:: WORK TO BE COMPLETED ::
Filter the data for lines with the word "quantum", then copy every line so identified.
--- begin ---
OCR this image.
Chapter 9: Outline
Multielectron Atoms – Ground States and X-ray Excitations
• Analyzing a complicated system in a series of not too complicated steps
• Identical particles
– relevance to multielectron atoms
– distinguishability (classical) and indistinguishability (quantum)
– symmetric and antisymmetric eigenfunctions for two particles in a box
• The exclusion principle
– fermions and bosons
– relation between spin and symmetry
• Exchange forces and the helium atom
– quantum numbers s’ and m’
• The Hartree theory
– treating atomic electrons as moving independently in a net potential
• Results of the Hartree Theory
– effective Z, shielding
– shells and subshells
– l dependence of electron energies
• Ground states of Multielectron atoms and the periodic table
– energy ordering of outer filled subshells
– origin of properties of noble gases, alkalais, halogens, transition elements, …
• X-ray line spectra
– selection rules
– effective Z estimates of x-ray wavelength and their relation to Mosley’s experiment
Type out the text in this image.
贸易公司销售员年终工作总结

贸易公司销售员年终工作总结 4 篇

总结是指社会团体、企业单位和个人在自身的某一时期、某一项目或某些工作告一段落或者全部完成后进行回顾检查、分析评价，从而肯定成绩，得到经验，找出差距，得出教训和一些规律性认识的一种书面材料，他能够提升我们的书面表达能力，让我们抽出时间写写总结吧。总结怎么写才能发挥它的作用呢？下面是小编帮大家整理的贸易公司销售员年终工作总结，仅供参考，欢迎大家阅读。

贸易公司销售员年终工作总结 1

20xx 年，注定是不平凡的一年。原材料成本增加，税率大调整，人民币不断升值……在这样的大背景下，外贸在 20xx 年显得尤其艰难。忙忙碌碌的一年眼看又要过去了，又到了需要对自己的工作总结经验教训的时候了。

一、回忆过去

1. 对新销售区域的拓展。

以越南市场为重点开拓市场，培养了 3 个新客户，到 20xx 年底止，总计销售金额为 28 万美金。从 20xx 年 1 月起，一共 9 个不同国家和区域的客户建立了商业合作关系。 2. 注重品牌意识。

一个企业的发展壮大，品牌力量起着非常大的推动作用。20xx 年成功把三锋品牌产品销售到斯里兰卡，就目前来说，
--- end ---
:: TASK ANSWER ::
– distinguishability (classical) and indistinguishability (quantum)
– quantum numbers s’ and m’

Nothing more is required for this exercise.